#### What is being asked:
Could you print every record below exactly as it appears?

** START OF Materials provided **

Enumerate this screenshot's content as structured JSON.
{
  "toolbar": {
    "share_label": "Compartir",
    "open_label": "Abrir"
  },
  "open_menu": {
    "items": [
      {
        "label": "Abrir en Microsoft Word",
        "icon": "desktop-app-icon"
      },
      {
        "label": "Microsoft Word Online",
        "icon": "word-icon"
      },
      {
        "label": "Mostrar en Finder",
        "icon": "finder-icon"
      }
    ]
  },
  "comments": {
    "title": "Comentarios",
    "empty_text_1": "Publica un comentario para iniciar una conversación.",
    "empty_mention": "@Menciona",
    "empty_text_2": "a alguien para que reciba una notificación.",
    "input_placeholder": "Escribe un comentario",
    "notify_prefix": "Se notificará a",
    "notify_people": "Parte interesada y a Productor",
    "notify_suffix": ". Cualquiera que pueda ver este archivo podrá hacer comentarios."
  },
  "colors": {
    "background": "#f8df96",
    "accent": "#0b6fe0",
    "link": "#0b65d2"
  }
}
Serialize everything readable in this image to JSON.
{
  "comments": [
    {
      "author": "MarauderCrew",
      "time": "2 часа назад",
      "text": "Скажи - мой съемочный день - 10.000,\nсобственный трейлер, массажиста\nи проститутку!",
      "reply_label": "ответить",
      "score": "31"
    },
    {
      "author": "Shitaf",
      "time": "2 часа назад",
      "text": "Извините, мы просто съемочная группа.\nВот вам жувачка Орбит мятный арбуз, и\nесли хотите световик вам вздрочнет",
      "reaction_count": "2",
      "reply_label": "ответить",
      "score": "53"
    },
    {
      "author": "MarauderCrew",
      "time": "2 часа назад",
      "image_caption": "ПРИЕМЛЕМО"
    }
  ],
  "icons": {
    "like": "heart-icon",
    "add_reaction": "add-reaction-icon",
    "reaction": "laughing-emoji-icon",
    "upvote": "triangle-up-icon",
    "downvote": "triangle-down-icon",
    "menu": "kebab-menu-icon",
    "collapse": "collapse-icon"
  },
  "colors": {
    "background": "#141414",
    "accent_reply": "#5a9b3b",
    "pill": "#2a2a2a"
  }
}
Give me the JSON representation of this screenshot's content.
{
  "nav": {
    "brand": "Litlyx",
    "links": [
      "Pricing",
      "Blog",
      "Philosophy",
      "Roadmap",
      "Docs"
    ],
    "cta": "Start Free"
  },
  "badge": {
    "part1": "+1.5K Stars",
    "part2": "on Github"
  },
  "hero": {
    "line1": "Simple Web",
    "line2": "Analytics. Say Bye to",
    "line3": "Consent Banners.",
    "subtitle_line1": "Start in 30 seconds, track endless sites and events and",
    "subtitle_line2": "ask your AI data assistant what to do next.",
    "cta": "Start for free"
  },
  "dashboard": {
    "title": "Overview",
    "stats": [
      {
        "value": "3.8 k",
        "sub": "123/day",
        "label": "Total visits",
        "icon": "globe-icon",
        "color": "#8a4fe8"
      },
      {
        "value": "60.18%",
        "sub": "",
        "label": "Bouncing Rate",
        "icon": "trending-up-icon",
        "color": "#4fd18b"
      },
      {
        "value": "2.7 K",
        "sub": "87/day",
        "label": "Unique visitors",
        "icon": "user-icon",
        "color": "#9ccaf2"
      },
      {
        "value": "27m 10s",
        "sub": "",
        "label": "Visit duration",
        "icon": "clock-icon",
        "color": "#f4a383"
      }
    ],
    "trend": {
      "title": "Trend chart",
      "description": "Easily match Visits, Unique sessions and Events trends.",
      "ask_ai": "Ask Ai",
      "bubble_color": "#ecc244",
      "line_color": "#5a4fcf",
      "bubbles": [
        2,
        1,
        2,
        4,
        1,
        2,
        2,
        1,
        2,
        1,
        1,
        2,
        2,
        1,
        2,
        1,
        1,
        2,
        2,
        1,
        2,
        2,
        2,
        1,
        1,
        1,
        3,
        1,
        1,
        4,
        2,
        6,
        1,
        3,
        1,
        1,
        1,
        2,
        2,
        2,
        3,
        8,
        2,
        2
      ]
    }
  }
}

** END OF Materials provided **

#### Output of the task:
Enumerate this screenshot's content as structured JSON.
{
  "toolbar": {
    "share_label": "Compartir",
    "open_label": "Abrir"
  },
  "open_menu": {
    "items": [
      {
        "label": "Abrir en Microsoft Word",
        "icon": "desktop-app-icon"
      },
      {
        "label": "Microsoft Word Online",
        "icon": "word-icon"
      },
      {
        "label": "Mostrar en Finder",
        "icon": "finder-icon"
      }
    ]
  },
  "comments": {
    "title": "Comentarios",
    "empty_text_1": "Publica un comentario para iniciar una conversación.",
    "empty_mention": "@Menciona",
    "empty_text_2": "a alguien para que reciba una notificación.",
    "input_placeholder": "Escribe un comentario",
    "notify_prefix": "Se notificará a",
    "notify_people": "Parte interesada y a Productor",
    "notify_suffix": ". Cualquiera que pueda ver este archivo podrá hacer comentarios."
  },
  "colors": {
    "background": "#f8df96",
    "accent": "#0b6fe0",
    "link": "#0b65d2"
  }
}
Serialize everything readable in this image to JSON.
{
  "comments": [
    {
      "author": "MarauderCrew",
      "time": "2 часа назад",
      "text": "Скажи - мой съемочный день - 10.000,\nсобственный трейлер, массажиста\nи проститутку!",
      "reply_label": "ответить",
      "score": "31"
    },
    {
      "author": "Shitaf",
      "time": "2 часа назад",
      "text": "Извините, мы просто съемочная группа.\nВот вам жувачка Орбит мятный арбуз, и\nесли хотите световик вам вздрочнет",
      "reaction_count": "2",
      "reply_label": "ответить",
      "score": "53"
    },
    {
      "author": "MarauderCrew",
      "time": "2 часа назад",
      "image_caption": "ПРИЕМЛЕМО"
    }
  ],
  "icons": {
    "like": "heart-icon",
    "add_reaction": "add-reaction-icon",
    "reaction": "laughing-emoji-icon",
    "upvote": "triangle-up-icon",
    "downvote": "triangle-down-icon",
    "menu": "kebab-menu-icon",
    "collapse": "collapse-icon"
  },
  "colors": {
    "background": "#141414",
    "accent_reply": "#5a9b3b",
    "pill": "#2a2a2a"
  }
}
Give me the JSON representation of this screenshot's content.
{
  "nav": {
    "brand": "Litlyx",
    "links": [
      "Pricing",
      "Blog",
      "Philosophy",
      "Roadmap",
      "Docs"
    ],
    "cta": "Start Free"
  },
  "badge": {
    "part1": "+1.5K Stars",
    "part2": "on Github"
  },
  "hero": {
    "line1": "Simple Web",
    "line2": "Analytics. Say Bye to",
    "line3": "Consent Banners.",
    "subtitle_line1": "Start in 30 seconds, track endless sites and events and",
    "subtitle_line2": "ask your AI data assistant what to do next.",
    "cta": "Start for free"
  },
  "dashboard": {
    "title": "Overview",
    "stats": [
      {
        "value": "3.8 k",
        "sub": "123/day",
        "label": "Total visits",
        "icon": "globe-icon",
        "color": "#8a4fe8"
      },
      {
        "value": "60.18%",
        "sub": "",
        "label": "Bouncing Rate",
        "icon": "trending-up-icon",
        "color": "#4fd18b"
      },
      {
        "value": "2.7 K",
        "sub": "87/day",
        "label": "Unique visitors",
        "icon": "user-icon",
        "color": "#9ccaf2"
      },
      {
        "value": "27m 10s",
        "sub": "",
        "label": "Visit duration",
        "icon": "clock-icon",
        "color": "#f4a383"
      }
    ],
    "trend": {
      "title": "Trend chart",
      "description": "Easily match Visits, Unique sessions and Events trends.",
      "ask_ai": "Ask Ai",
      "bubble_color": "#ecc244",
      "line_color": "#5a4fcf",
      "bubbles": [
        2,
        1,
        2,
        4,
        1,
        2,
        2,
        1,
        2,
        1,
        1,
        2,
        2,
        1,
        2,
        1,
        1,
        2,
        2,
        1,
        2,
        2,
        2,
        1,
        1,
        1,
        3,
        1,
        1,
        4,
        2,
        6,
        1,
        3,
        1,
        1,
        1,
        2,
        2,
        2,
        3,
        8,
        2,
        2
      ]
    }
  }
}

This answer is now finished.